▶ **WHAT IS REQUIRED**:
Copy each of the entries below faithfully, setting aside any pictures.
— START EXTRACTED RECORDS —
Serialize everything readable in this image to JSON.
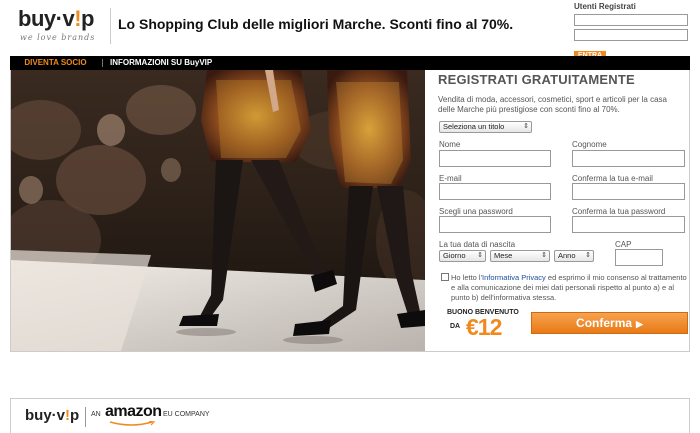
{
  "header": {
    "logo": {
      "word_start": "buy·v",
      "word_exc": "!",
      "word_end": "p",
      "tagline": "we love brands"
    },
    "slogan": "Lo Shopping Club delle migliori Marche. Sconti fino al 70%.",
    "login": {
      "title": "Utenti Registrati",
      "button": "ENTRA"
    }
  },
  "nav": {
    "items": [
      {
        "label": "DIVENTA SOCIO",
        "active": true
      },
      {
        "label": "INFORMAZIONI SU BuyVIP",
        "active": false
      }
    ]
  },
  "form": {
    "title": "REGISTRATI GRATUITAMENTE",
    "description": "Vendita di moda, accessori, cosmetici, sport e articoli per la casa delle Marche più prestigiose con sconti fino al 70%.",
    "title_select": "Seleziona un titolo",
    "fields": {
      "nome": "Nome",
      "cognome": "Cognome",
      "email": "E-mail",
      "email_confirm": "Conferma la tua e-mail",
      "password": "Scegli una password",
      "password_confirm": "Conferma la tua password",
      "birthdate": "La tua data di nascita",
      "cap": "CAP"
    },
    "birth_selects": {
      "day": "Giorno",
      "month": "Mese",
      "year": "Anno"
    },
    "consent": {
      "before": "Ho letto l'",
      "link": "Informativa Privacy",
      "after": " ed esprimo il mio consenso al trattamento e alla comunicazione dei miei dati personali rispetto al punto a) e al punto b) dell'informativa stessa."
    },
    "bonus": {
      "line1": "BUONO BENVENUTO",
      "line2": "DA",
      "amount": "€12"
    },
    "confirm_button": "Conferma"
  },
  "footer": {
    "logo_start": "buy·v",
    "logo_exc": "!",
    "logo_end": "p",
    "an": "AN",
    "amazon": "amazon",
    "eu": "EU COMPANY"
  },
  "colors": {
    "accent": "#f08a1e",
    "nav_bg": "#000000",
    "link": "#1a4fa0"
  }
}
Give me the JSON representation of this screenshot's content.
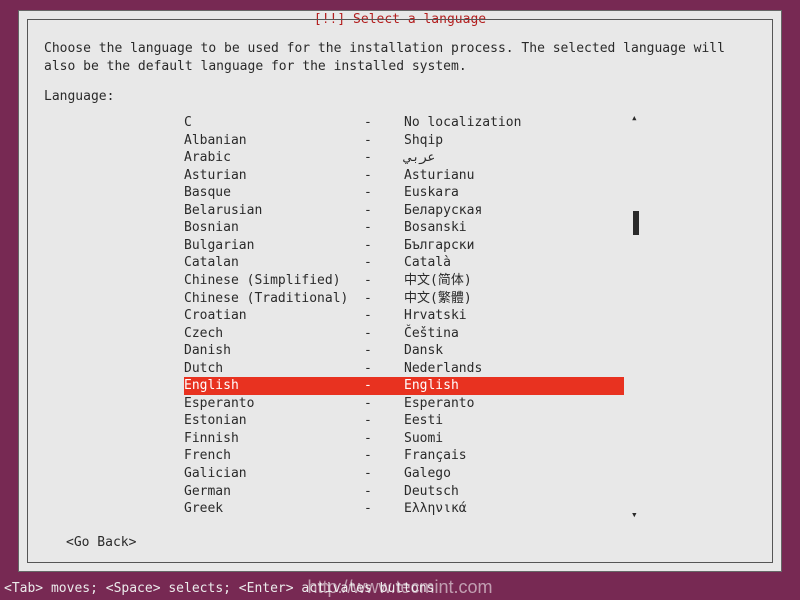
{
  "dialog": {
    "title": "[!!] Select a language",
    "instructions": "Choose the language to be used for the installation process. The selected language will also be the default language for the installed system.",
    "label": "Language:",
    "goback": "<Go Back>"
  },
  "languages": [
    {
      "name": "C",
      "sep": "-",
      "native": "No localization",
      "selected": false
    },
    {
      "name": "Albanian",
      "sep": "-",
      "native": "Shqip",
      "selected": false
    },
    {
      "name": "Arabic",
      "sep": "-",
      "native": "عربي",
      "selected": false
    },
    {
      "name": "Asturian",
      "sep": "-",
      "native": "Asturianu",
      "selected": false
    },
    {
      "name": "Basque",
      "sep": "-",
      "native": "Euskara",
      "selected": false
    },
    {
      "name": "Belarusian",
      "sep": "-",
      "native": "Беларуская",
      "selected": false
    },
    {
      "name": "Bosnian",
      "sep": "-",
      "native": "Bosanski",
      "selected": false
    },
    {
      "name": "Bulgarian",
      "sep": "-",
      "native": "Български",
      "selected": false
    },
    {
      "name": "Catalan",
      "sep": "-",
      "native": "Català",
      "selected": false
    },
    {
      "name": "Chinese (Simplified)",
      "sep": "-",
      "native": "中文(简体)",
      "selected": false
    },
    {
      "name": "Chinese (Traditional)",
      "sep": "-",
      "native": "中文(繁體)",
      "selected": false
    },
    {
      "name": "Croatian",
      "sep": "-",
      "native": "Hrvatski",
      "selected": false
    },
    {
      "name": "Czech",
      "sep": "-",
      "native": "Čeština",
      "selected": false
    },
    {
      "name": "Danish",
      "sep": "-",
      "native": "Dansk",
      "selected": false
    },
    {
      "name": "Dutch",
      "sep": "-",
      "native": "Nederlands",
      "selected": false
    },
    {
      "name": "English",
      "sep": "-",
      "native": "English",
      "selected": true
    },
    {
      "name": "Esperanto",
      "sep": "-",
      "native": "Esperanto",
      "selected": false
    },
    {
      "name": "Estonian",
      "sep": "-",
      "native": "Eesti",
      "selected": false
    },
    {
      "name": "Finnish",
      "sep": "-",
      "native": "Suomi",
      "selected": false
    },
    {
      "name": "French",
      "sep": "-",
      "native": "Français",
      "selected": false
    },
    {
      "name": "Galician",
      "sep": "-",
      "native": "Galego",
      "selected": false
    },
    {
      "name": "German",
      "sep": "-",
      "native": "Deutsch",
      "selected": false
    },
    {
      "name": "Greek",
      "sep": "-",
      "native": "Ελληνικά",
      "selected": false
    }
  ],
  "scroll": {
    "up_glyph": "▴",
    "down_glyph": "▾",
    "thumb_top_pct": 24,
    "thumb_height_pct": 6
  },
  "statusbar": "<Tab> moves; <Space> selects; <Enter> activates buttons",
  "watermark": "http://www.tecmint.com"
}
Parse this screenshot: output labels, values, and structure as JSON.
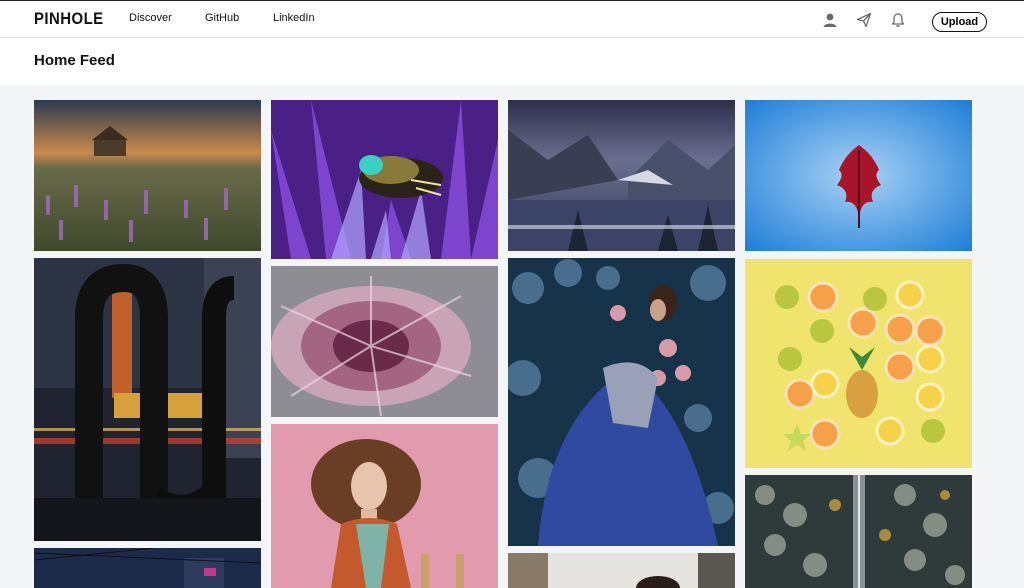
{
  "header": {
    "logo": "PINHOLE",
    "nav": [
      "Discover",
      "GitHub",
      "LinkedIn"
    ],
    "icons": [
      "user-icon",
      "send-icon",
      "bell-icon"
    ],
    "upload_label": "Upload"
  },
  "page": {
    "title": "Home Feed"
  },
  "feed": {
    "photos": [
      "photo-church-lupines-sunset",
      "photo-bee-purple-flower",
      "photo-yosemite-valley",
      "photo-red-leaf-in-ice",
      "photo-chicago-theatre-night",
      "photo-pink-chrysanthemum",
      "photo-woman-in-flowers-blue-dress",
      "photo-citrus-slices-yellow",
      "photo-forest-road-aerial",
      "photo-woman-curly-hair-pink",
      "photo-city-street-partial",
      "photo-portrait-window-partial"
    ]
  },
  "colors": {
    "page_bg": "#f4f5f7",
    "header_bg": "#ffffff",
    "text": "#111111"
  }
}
— END EXTRACTED RECORDS —
▶ **TASK OUTPUT**:
Serialize everything readable in this image to JSON.
{
  "header": {
    "logo": {
      "word_start": "buy·v",
      "word_exc": "!",
      "word_end": "p",
      "tagline": "we love brands"
    },
    "slogan": "Lo Shopping Club delle migliori Marche. Sconti fino al 70%.",
    "login": {
      "title": "Utenti Registrati",
      "button": "ENTRA"
    }
  },
  "nav": {
    "items": [
      {
        "label": "DIVENTA SOCIO",
        "active": true
      },
      {
        "label": "INFORMAZIONI SU BuyVIP",
        "active": false
      }
    ]
  },
  "form": {
    "title": "REGISTRATI GRATUITAMENTE",
    "description": "Vendita di moda, accessori, cosmetici, sport e articoli per la casa delle Marche più prestigiose con sconti fino al 70%.",
    "title_select": "Seleziona un titolo",
    "fields": {
      "nome": "Nome",
      "cognome": "Cognome",
      "email": "E-mail",
      "email_confirm": "Conferma la tua e-mail",
      "password": "Scegli una password",
      "password_confirm": "Conferma la tua password",
      "birthdate": "La tua data di nascita",
      "cap": "CAP"
    },
    "birth_selects": {
      "day": "Giorno",
      "month": "Mese",
      "year": "Anno"
    },
    "consent": {
      "before": "Ho letto l'",
      "link": "Informativa Privacy",
      "after": " ed esprimo il mio consenso al trattamento e alla comunicazione dei miei dati personali rispetto al punto a) e al punto b) dell'informativa stessa."
    },
    "bonus": {
      "line1": "BUONO BENVENUTO",
      "line2": "DA",
      "amount": "€12"
    },
    "confirm_button": "Conferma"
  },
  "footer": {
    "logo_start": "buy·v",
    "logo_exc": "!",
    "logo_end": "p",
    "an": "AN",
    "amazon": "amazon",
    "eu": "EU COMPANY"
  },
  "colors": {
    "accent": "#f08a1e",
    "nav_bg": "#000000",
    "link": "#1a4fa0"
  }
}
Give me the JSON representation of this screenshot's content.
{
  "dialog": {
    "title": "[!!] Select a language",
    "instructions": "Choose the language to be used for the installation process. The selected language will also be the default language for the installed system.",
    "label": "Language:",
    "goback": "<Go Back>"
  },
  "languages": [
    {
      "name": "C",
      "sep": "-",
      "native": "No localization",
      "selected": false
    },
    {
      "name": "Albanian",
      "sep": "-",
      "native": "Shqip",
      "selected": false
    },
    {
      "name": "Arabic",
      "sep": "-",
      "native": "عربي",
      "selected": false
    },
    {
      "name": "Asturian",
      "sep": "-",
      "native": "Asturianu",
      "selected": false
    },
    {
      "name": "Basque",
      "sep": "-",
      "native": "Euskara",
      "selected": false
    },
    {
      "name": "Belarusian",
      "sep": "-",
      "native": "Беларуская",
      "selected": false
    },
    {
      "name": "Bosnian",
      "sep": "-",
      "native": "Bosanski",
      "selected": false
    },
    {
      "name": "Bulgarian",
      "sep": "-",
      "native": "Български",
      "selected": false
    },
    {
      "name": "Catalan",
      "sep": "-",
      "native": "Català",
      "selected": false
    },
    {
      "name": "Chinese (Simplified)",
      "sep": "-",
      "native": "中文(简体)",
      "selected": false
    },
    {
      "name": "Chinese (Traditional)",
      "sep": "-",
      "native": "中文(繁體)",
      "selected": false
    },
    {
      "name": "Croatian",
      "sep": "-",
      "native": "Hrvatski",
      "selected": false
    },
    {
      "name": "Czech",
      "sep": "-",
      "native": "Čeština",
      "selected": false
    },
    {
      "name": "Danish",
      "sep": "-",
      "native": "Dansk",
      "selected": false
    },
    {
      "name": "Dutch",
      "sep": "-",
      "native": "Nederlands",
      "selected": false
    },
    {
      "name": "English",
      "sep": "-",
      "native": "English",
      "selected": true
    },
    {
      "name": "Esperanto",
      "sep": "-",
      "native": "Esperanto",
      "selected": false
    },
    {
      "name": "Estonian",
      "sep": "-",
      "native": "Eesti",
      "selected": false
    },
    {
      "name": "Finnish",
      "sep": "-",
      "native": "Suomi",
      "selected": false
    },
    {
      "name": "French",
      "sep": "-",
      "native": "Français",
      "selected": false
    },
    {
      "name": "Galician",
      "sep": "-",
      "native": "Galego",
      "selected": false
    },
    {
      "name": "German",
      "sep": "-",
      "native": "Deutsch",
      "selected": false
    },
    {
      "name": "Greek",
      "sep": "-",
      "native": "Ελληνικά",
      "selected": false
    }
  ],
  "scroll": {
    "up_glyph": "▴",
    "down_glyph": "▾",
    "thumb_top_pct": 24,
    "thumb_height_pct": 6
  },
  "statusbar": "<Tab> moves; <Space> selects; <Enter> activates buttons",
  "watermark": "http://www.tecmint.com"
}
Parse this screenshot: output labels, values, and structure as JSON.
{
  "header": {
    "logo": "PINHOLE",
    "nav": [
      "Discover",
      "GitHub",
      "LinkedIn"
    ],
    "icons": [
      "user-icon",
      "send-icon",
      "bell-icon"
    ],
    "upload_label": "Upload"
  },
  "page": {
    "title": "Home Feed"
  },
  "feed": {
    "photos": [
      "photo-church-lupines-sunset",
      "photo-bee-purple-flower",
      "photo-yosemite-valley",
      "photo-red-leaf-in-ice",
      "photo-chicago-theatre-night",
      "photo-pink-chrysanthemum",
      "photo-woman-in-flowers-blue-dress",
      "photo-citrus-slices-yellow",
      "photo-forest-road-aerial",
      "photo-woman-curly-hair-pink",
      "photo-city-street-partial",
      "photo-portrait-window-partial"
    ]
  },
  "colors": {
    "page_bg": "#f4f5f7",
    "header_bg": "#ffffff",
    "text": "#111111"
  }
}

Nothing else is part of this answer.